## RECORD SET

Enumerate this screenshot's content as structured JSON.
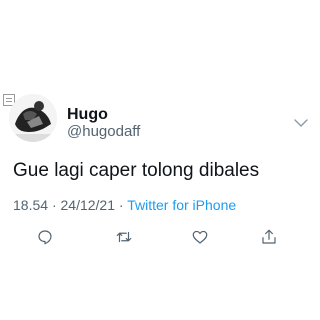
{
  "author": {
    "display_name": "Hugo",
    "handle": "@hugodaff"
  },
  "tweet": {
    "text": "Gue lagi caper tolong dibales",
    "time": "18.54",
    "date": "24/12/21",
    "separator": "·",
    "source": "Twitter for iPhone"
  },
  "icons": {
    "reply": "reply-icon",
    "retweet": "retweet-icon",
    "like": "heart-icon",
    "share": "share-icon",
    "more": "chevron-down-icon"
  },
  "colors": {
    "text": "#0f1419",
    "secondary": "#536471",
    "link": "#1d9bf0"
  }
}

## SET PROBLEM
Find and copy each line above that includes the string "text".

## WORKED ANSWER
    "text": "Gue lagi caper tolong dibales",
    "text": "#0f1419",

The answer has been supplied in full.